WHAT IS REQUIRED → Copy each line of the records that contains the word "value".

Figure collection entries
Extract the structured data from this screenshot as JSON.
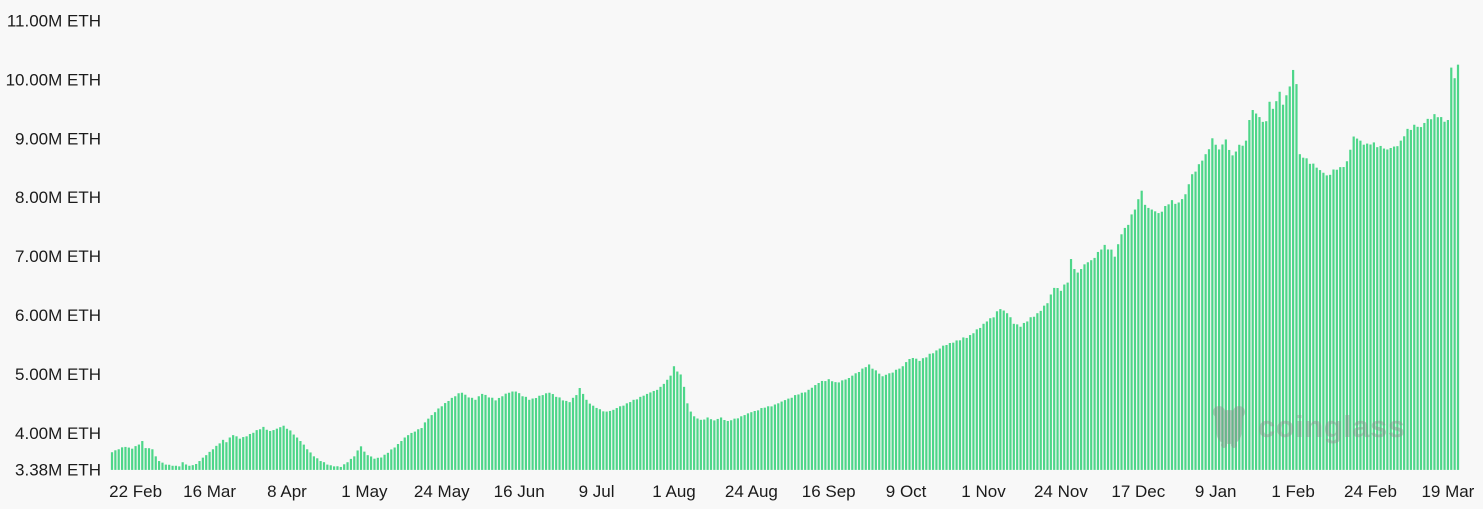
{
  "app": {
    "background_color": "#f8f8f8",
    "axis_text_color": "#1b1b1b"
  },
  "watermark": {
    "text": "coinglass",
    "color": "#8b8b8b",
    "icon": "coinglass-hamster-logo"
  },
  "chart_data": {
    "type": "bar",
    "unit": "M ETH",
    "bar_color": "#4dd689",
    "grid": false,
    "legend": false,
    "ylim": [
      3.38,
      11.0
    ],
    "y_ticks": [
      {
        "label": "11.00M ETH",
        "value": 11.0
      },
      {
        "label": "10.00M ETH",
        "value": 10.0
      },
      {
        "label": "9.00M ETH",
        "value": 9.0
      },
      {
        "label": "8.00M ETH",
        "value": 8.0
      },
      {
        "label": "7.00M ETH",
        "value": 7.0
      },
      {
        "label": "6.00M ETH",
        "value": 6.0
      },
      {
        "label": "5.00M ETH",
        "value": 5.0
      },
      {
        "label": "4.00M ETH",
        "value": 4.0
      },
      {
        "label": "3.38M ETH",
        "value": 3.38
      }
    ],
    "x_ticks": [
      {
        "label": "22 Feb",
        "day": 7
      },
      {
        "label": "16 Mar",
        "day": 29
      },
      {
        "label": "8 Apr",
        "day": 52
      },
      {
        "label": "1 May",
        "day": 75
      },
      {
        "label": "24 May",
        "day": 98
      },
      {
        "label": "16 Jun",
        "day": 121
      },
      {
        "label": "9 Jul",
        "day": 144
      },
      {
        "label": "1 Aug",
        "day": 167
      },
      {
        "label": "24 Aug",
        "day": 190
      },
      {
        "label": "16 Sep",
        "day": 213
      },
      {
        "label": "9 Oct",
        "day": 236
      },
      {
        "label": "1 Nov",
        "day": 259
      },
      {
        "label": "24 Nov",
        "day": 282
      },
      {
        "label": "17 Dec",
        "day": 305
      },
      {
        "label": "9 Jan",
        "day": 328
      },
      {
        "label": "1 Feb",
        "day": 351
      },
      {
        "label": "24 Feb",
        "day": 374
      },
      {
        "label": "19 Mar",
        "day": 397
      }
    ],
    "n_points": 401,
    "points_format": "[day_index_from_first_bar, staked_eth_millions]",
    "points": [
      [
        0,
        3.67
      ],
      [
        2,
        3.72
      ],
      [
        4,
        3.76
      ],
      [
        6,
        3.73
      ],
      [
        8,
        3.8
      ],
      [
        9,
        3.86
      ],
      [
        10,
        3.74
      ],
      [
        12,
        3.72
      ],
      [
        13,
        3.6
      ],
      [
        14,
        3.52
      ],
      [
        16,
        3.46
      ],
      [
        18,
        3.44
      ],
      [
        20,
        3.43
      ],
      [
        21,
        3.5
      ],
      [
        23,
        3.44
      ],
      [
        25,
        3.47
      ],
      [
        26,
        3.52
      ],
      [
        28,
        3.62
      ],
      [
        30,
        3.72
      ],
      [
        32,
        3.82
      ],
      [
        33,
        3.88
      ],
      [
        34,
        3.84
      ],
      [
        35,
        3.92
      ],
      [
        36,
        3.96
      ],
      [
        38,
        3.9
      ],
      [
        40,
        3.94
      ],
      [
        42,
        4.0
      ],
      [
        44,
        4.06
      ],
      [
        45,
        4.1
      ],
      [
        47,
        4.03
      ],
      [
        49,
        4.07
      ],
      [
        51,
        4.12
      ],
      [
        53,
        4.04
      ],
      [
        54,
        3.97
      ],
      [
        56,
        3.86
      ],
      [
        58,
        3.72
      ],
      [
        60,
        3.6
      ],
      [
        62,
        3.52
      ],
      [
        64,
        3.46
      ],
      [
        66,
        3.43
      ],
      [
        68,
        3.42
      ],
      [
        70,
        3.5
      ],
      [
        72,
        3.6
      ],
      [
        73,
        3.7
      ],
      [
        74,
        3.77
      ],
      [
        75,
        3.68
      ],
      [
        76,
        3.62
      ],
      [
        78,
        3.56
      ],
      [
        80,
        3.58
      ],
      [
        82,
        3.66
      ],
      [
        84,
        3.75
      ],
      [
        86,
        3.86
      ],
      [
        88,
        3.96
      ],
      [
        90,
        4.02
      ],
      [
        92,
        4.08
      ],
      [
        94,
        4.24
      ],
      [
        96,
        4.35
      ],
      [
        98,
        4.45
      ],
      [
        100,
        4.54
      ],
      [
        102,
        4.62
      ],
      [
        104,
        4.68
      ],
      [
        106,
        4.6
      ],
      [
        108,
        4.56
      ],
      [
        110,
        4.66
      ],
      [
        112,
        4.6
      ],
      [
        114,
        4.55
      ],
      [
        116,
        4.62
      ],
      [
        118,
        4.68
      ],
      [
        120,
        4.7
      ],
      [
        122,
        4.62
      ],
      [
        124,
        4.56
      ],
      [
        126,
        4.59
      ],
      [
        128,
        4.64
      ],
      [
        130,
        4.68
      ],
      [
        132,
        4.61
      ],
      [
        134,
        4.55
      ],
      [
        136,
        4.52
      ],
      [
        138,
        4.64
      ],
      [
        139,
        4.76
      ],
      [
        140,
        4.66
      ],
      [
        141,
        4.56
      ],
      [
        143,
        4.46
      ],
      [
        145,
        4.4
      ],
      [
        147,
        4.36
      ],
      [
        149,
        4.39
      ],
      [
        151,
        4.45
      ],
      [
        153,
        4.5
      ],
      [
        155,
        4.56
      ],
      [
        157,
        4.61
      ],
      [
        159,
        4.66
      ],
      [
        161,
        4.71
      ],
      [
        163,
        4.78
      ],
      [
        165,
        4.9
      ],
      [
        166,
        4.97
      ],
      [
        167,
        5.13
      ],
      [
        168,
        5.04
      ],
      [
        169,
        4.99
      ],
      [
        170,
        4.78
      ],
      [
        171,
        4.5
      ],
      [
        172,
        4.36
      ],
      [
        173,
        4.28
      ],
      [
        175,
        4.22
      ],
      [
        177,
        4.26
      ],
      [
        179,
        4.21
      ],
      [
        181,
        4.26
      ],
      [
        183,
        4.2
      ],
      [
        185,
        4.24
      ],
      [
        187,
        4.28
      ],
      [
        189,
        4.33
      ],
      [
        191,
        4.37
      ],
      [
        193,
        4.42
      ],
      [
        195,
        4.45
      ],
      [
        197,
        4.48
      ],
      [
        199,
        4.53
      ],
      [
        201,
        4.58
      ],
      [
        203,
        4.64
      ],
      [
        205,
        4.68
      ],
      [
        207,
        4.73
      ],
      [
        209,
        4.81
      ],
      [
        211,
        4.88
      ],
      [
        213,
        4.91
      ],
      [
        215,
        4.86
      ],
      [
        217,
        4.89
      ],
      [
        219,
        4.93
      ],
      [
        221,
        5.01
      ],
      [
        223,
        5.09
      ],
      [
        225,
        5.16
      ],
      [
        227,
        5.06
      ],
      [
        229,
        4.96
      ],
      [
        231,
        5.01
      ],
      [
        233,
        5.07
      ],
      [
        235,
        5.13
      ],
      [
        236,
        5.2
      ],
      [
        238,
        5.27
      ],
      [
        240,
        5.22
      ],
      [
        242,
        5.28
      ],
      [
        244,
        5.35
      ],
      [
        246,
        5.43
      ],
      [
        248,
        5.49
      ],
      [
        250,
        5.53
      ],
      [
        252,
        5.57
      ],
      [
        254,
        5.61
      ],
      [
        256,
        5.69
      ],
      [
        258,
        5.78
      ],
      [
        260,
        5.89
      ],
      [
        262,
        5.96
      ],
      [
        264,
        6.1
      ],
      [
        266,
        6.03
      ],
      [
        268,
        5.85
      ],
      [
        270,
        5.8
      ],
      [
        272,
        5.89
      ],
      [
        274,
        5.97
      ],
      [
        276,
        6.07
      ],
      [
        278,
        6.2
      ],
      [
        280,
        6.46
      ],
      [
        282,
        6.41
      ],
      [
        284,
        6.55
      ],
      [
        285,
        6.95
      ],
      [
        286,
        6.78
      ],
      [
        287,
        6.72
      ],
      [
        289,
        6.86
      ],
      [
        291,
        6.93
      ],
      [
        293,
        7.07
      ],
      [
        295,
        7.19
      ],
      [
        297,
        7.11
      ],
      [
        298,
        6.99
      ],
      [
        300,
        7.37
      ],
      [
        302,
        7.53
      ],
      [
        304,
        7.79
      ],
      [
        306,
        8.11
      ],
      [
        307,
        7.87
      ],
      [
        309,
        7.79
      ],
      [
        311,
        7.73
      ],
      [
        313,
        7.85
      ],
      [
        315,
        7.95
      ],
      [
        317,
        7.91
      ],
      [
        319,
        8.05
      ],
      [
        321,
        8.39
      ],
      [
        323,
        8.56
      ],
      [
        325,
        8.73
      ],
      [
        327,
        9.0
      ],
      [
        329,
        8.81
      ],
      [
        331,
        8.98
      ],
      [
        333,
        8.71
      ],
      [
        335,
        8.89
      ],
      [
        337,
        8.96
      ],
      [
        338,
        9.31
      ],
      [
        339,
        9.48
      ],
      [
        341,
        9.36
      ],
      [
        343,
        9.29
      ],
      [
        344,
        9.62
      ],
      [
        345,
        9.5
      ],
      [
        346,
        9.63
      ],
      [
        347,
        9.79
      ],
      [
        348,
        9.57
      ],
      [
        349,
        9.73
      ],
      [
        350,
        9.88
      ],
      [
        351,
        10.16
      ],
      [
        352,
        9.92
      ],
      [
        353,
        8.73
      ],
      [
        355,
        8.66
      ],
      [
        357,
        8.57
      ],
      [
        359,
        8.46
      ],
      [
        361,
        8.37
      ],
      [
        363,
        8.47
      ],
      [
        365,
        8.51
      ],
      [
        367,
        8.61
      ],
      [
        369,
        9.03
      ],
      [
        371,
        8.96
      ],
      [
        373,
        8.91
      ],
      [
        375,
        8.93
      ],
      [
        377,
        8.87
      ],
      [
        379,
        8.81
      ],
      [
        381,
        8.86
      ],
      [
        383,
        8.96
      ],
      [
        385,
        9.16
      ],
      [
        387,
        9.23
      ],
      [
        389,
        9.19
      ],
      [
        391,
        9.33
      ],
      [
        393,
        9.41
      ],
      [
        395,
        9.36
      ],
      [
        397,
        9.31
      ],
      [
        398,
        10.2
      ],
      [
        399,
        10.02
      ],
      [
        400,
        10.25
      ]
    ]
  }
}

WRITTEN RESPONSE →
        "value": 11.0
        "value": 10.0
        "value": 9.0
        "value": 8.0
        "value": 7.0
        "value": 6.0
        "value": 5.0
        "value": 4.0
        "value": 3.38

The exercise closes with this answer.